* [WHAT IS ASKED] Your task is to output the listing word for word, with pictures excluded.

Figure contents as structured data
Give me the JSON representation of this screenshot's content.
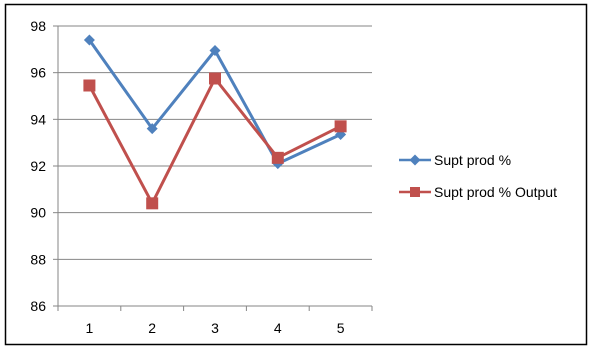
{
  "chart_data": {
    "type": "line",
    "categories": [
      "1",
      "2",
      "3",
      "4",
      "5"
    ],
    "series": [
      {
        "name": "Supt prod %",
        "values": [
          97.4,
          93.6,
          96.95,
          92.1,
          93.35
        ],
        "color": "#4F81BD",
        "marker": "diamond"
      },
      {
        "name": "Supt prod % Output",
        "values": [
          95.45,
          90.4,
          95.75,
          92.35,
          93.7
        ],
        "color": "#C0504D",
        "marker": "square"
      }
    ],
    "title": "",
    "xlabel": "",
    "ylabel": "",
    "ylim": [
      86,
      98
    ],
    "yticks": [
      "86",
      "88",
      "90",
      "92",
      "94",
      "96",
      "98"
    ],
    "grid": true,
    "legend": "right"
  }
}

* [OUTPUT OF THE TASK]
Give me the JSON representation of this screenshot's content.
{
  "chart_data": {
    "type": "line",
    "categories": [
      "1",
      "2",
      "3",
      "4",
      "5"
    ],
    "series": [
      {
        "name": "Supt prod %",
        "values": [
          97.4,
          93.6,
          96.95,
          92.1,
          93.35
        ],
        "color": "#4F81BD",
        "marker": "diamond"
      },
      {
        "name": "Supt prod % Output",
        "values": [
          95.45,
          90.4,
          95.75,
          92.35,
          93.7
        ],
        "color": "#C0504D",
        "marker": "square"
      }
    ],
    "title": "",
    "xlabel": "",
    "ylabel": "",
    "ylim": [
      86,
      98
    ],
    "yticks": [
      "86",
      "88",
      "90",
      "92",
      "94",
      "96",
      "98"
    ],
    "grid": true,
    "legend": "right"
  }
}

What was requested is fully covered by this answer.